▶ **DATA TO USE**:
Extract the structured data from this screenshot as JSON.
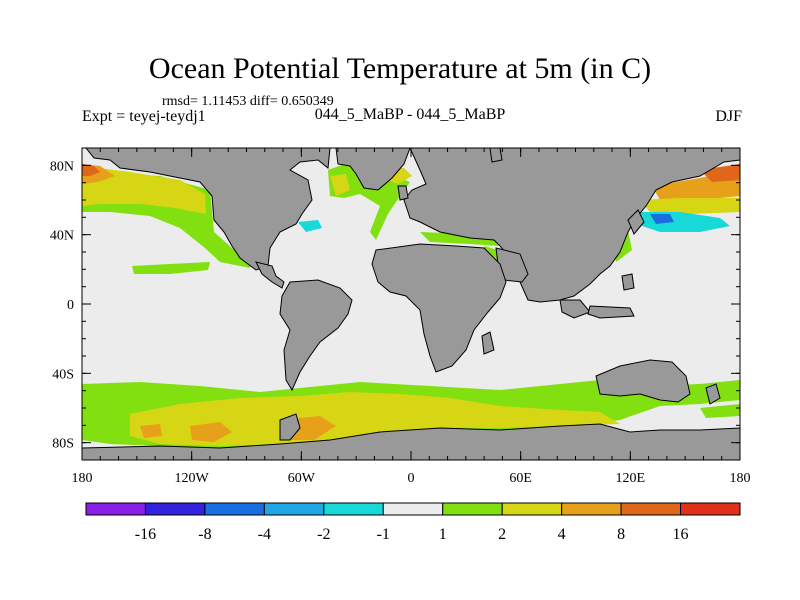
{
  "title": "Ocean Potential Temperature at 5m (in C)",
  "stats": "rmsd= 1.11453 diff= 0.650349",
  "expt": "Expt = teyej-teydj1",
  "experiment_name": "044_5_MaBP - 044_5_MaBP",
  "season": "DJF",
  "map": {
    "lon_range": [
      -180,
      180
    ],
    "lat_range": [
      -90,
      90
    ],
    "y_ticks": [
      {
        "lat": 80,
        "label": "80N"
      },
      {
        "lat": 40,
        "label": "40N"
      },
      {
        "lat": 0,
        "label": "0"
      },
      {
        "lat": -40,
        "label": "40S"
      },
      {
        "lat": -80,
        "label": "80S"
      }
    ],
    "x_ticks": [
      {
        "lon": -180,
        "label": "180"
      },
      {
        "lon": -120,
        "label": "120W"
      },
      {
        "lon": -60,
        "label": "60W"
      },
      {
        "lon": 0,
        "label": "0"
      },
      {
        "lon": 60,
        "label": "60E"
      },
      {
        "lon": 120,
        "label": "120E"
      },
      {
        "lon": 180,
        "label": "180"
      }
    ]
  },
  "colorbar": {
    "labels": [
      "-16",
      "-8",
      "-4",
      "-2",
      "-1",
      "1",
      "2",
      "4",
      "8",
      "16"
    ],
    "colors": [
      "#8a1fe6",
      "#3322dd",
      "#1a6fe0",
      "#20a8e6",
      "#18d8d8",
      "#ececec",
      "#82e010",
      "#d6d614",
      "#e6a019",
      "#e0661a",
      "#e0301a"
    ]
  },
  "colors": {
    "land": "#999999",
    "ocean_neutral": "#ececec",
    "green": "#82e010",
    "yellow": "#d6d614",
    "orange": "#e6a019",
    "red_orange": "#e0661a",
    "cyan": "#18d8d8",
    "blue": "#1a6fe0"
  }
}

▶ **INSTRUCTIONS FOR THE TASK**: Return all of the entries word for word, but omit the pictures.

▶ **ANSWER IN FULL**:
Extract the structured data from this screenshot as JSON.
{
  "title": "Ocean Potential Temperature at 5m (in C)",
  "stats": "rmsd= 1.11453 diff= 0.650349",
  "expt": "Expt = teyej-teydj1",
  "experiment_name": "044_5_MaBP - 044_5_MaBP",
  "season": "DJF",
  "map": {
    "lon_range": [
      -180,
      180
    ],
    "lat_range": [
      -90,
      90
    ],
    "y_ticks": [
      {
        "lat": 80,
        "label": "80N"
      },
      {
        "lat": 40,
        "label": "40N"
      },
      {
        "lat": 0,
        "label": "0"
      },
      {
        "lat": -40,
        "label": "40S"
      },
      {
        "lat": -80,
        "label": "80S"
      }
    ],
    "x_ticks": [
      {
        "lon": -180,
        "label": "180"
      },
      {
        "lon": -120,
        "label": "120W"
      },
      {
        "lon": -60,
        "label": "60W"
      },
      {
        "lon": 0,
        "label": "0"
      },
      {
        "lon": 60,
        "label": "60E"
      },
      {
        "lon": 120,
        "label": "120E"
      },
      {
        "lon": 180,
        "label": "180"
      }
    ]
  },
  "colorbar": {
    "labels": [
      "-16",
      "-8",
      "-4",
      "-2",
      "-1",
      "1",
      "2",
      "4",
      "8",
      "16"
    ],
    "colors": [
      "#8a1fe6",
      "#3322dd",
      "#1a6fe0",
      "#20a8e6",
      "#18d8d8",
      "#ececec",
      "#82e010",
      "#d6d614",
      "#e6a019",
      "#e0661a",
      "#e0301a"
    ]
  },
  "colors": {
    "land": "#999999",
    "ocean_neutral": "#ececec",
    "green": "#82e010",
    "yellow": "#d6d614",
    "orange": "#e6a019",
    "red_orange": "#e0661a",
    "cyan": "#18d8d8",
    "blue": "#1a6fe0"
  }
}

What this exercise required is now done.